### PROBLEM
Please reproduce the data below line for line, with no changes.

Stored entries
+ + + +

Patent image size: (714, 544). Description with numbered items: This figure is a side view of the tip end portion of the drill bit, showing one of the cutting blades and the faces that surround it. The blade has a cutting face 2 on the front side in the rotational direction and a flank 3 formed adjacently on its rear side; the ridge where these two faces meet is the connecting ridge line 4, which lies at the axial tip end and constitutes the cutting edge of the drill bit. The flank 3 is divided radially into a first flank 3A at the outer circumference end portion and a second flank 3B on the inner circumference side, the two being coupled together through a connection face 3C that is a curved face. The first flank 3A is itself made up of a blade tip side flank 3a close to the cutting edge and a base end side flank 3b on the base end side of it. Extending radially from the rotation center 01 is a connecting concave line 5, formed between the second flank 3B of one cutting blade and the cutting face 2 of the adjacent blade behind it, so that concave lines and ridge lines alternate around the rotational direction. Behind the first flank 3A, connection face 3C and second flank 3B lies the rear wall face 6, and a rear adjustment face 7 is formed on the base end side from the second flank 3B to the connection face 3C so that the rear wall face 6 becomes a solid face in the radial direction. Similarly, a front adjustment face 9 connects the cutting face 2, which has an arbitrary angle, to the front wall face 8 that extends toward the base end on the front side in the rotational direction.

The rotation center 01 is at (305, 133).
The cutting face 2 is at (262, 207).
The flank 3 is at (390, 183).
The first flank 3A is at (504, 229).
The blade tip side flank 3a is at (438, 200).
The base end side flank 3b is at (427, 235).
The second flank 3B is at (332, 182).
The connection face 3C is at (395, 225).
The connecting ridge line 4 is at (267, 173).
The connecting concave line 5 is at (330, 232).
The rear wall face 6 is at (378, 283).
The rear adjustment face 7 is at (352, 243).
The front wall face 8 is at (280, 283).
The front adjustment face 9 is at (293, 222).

+ + + +

### TASK RESULT
Patent image size: (714, 544). Description with numbered items: This figure is a side view of the tip end portion of the drill bit, showing one of the cutting blades and the faces that surround it. The blade has a cutting face 2 on the front side in the rotational direction and a flank 3 formed adjacently on its rear side; the ridge where these two faces meet is the connecting ridge line 4, which lies at the axial tip end and constitutes the cutting edge of the drill bit. The flank 3 is divided radially into a first flank 3A at the outer circumference end portion and a second flank 3B on the inner circumference side, the two being coupled together through a connection face 3C that is a curved face. The first flank 3A is itself made up of a blade tip side flank 3a close to the cutting edge and a base end side flank 3b on the base end side of it. Extending radially from the rotation center 01 is a connecting concave line 5, formed between the second flank 3B of one cutting blade and the cutting face 2 of the adjacent blade behind it, so that concave lines and ridge lines alternate around the rotational direction. Behind the first flank 3A, connection face 3C and second flank 3B lies the rear wall face 6, and a rear adjustment face 7 is formed on the base end side from the second flank 3B to the connection face 3C so that the rear wall face 6 becomes a solid face in the radial direction. Similarly, a front adjustment face 9 connects the cutting face 2, which has an arbitrary angle, to the front wall face 8 that extends toward the base end on the front side in the rotational direction.

The rotation center 01 is at (305, 133).
The cutting face 2 is at (262, 207).
The flank 3 is at (390, 183).
The first flank 3A is at (504, 229).
The blade tip side flank 3a is at (438, 200).
The base end side flank 3b is at (427, 235).
The second flank 3B is at (332, 182).
The connection face 3C is at (395, 225).
The connecting ridge line 4 is at (267, 173).
The connecting concave line 5 is at (330, 232).
The rear wall face 6 is at (378, 283).
The rear adjustment face 7 is at (352, 243).
The front wall face 8 is at (280, 283).
The front adjustment face 9 is at (293, 222).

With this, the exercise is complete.